### WHAT IS EXPECTED
Go through the lines below and copy each one that holds the string "were".
....
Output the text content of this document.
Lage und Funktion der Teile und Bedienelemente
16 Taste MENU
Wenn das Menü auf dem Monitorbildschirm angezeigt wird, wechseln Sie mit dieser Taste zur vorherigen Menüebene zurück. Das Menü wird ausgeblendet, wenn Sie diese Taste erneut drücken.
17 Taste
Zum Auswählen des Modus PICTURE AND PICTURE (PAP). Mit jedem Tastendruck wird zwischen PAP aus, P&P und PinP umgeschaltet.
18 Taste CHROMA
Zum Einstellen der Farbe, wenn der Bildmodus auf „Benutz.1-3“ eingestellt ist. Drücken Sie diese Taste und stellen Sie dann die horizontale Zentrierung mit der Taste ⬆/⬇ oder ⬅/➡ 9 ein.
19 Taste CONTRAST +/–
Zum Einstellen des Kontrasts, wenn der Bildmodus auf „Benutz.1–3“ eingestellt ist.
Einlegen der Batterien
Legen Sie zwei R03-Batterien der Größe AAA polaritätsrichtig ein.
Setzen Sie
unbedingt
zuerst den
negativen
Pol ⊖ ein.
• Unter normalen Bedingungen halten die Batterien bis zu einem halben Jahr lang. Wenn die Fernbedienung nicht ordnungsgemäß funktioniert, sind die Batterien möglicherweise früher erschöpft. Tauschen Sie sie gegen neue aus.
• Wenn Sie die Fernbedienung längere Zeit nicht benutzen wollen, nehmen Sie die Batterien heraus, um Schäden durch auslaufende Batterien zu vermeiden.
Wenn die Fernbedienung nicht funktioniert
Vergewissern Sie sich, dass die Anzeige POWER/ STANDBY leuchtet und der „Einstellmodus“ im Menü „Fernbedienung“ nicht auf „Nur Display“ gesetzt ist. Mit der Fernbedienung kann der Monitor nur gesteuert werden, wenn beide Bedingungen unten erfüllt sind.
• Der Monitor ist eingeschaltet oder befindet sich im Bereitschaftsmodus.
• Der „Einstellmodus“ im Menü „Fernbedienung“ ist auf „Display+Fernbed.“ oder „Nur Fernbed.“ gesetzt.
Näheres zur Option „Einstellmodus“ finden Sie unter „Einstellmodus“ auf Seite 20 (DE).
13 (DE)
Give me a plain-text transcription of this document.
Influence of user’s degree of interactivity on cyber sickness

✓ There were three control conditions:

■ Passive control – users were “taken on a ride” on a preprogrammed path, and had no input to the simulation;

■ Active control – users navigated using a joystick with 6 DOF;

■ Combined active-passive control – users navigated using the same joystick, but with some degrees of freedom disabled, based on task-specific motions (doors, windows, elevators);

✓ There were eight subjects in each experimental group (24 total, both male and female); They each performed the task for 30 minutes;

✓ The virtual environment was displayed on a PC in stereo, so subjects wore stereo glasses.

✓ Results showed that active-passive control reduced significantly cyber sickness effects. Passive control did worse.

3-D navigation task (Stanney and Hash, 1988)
....
### ANSWER
✓ There were three control conditions:
■ Passive control – users were “taken on a ride” on a preprogrammed path, and had no input to the simulation;
✓ There were eight subjects in each experimental group (24 total, both male and female); They each performed the task for 30 minutes;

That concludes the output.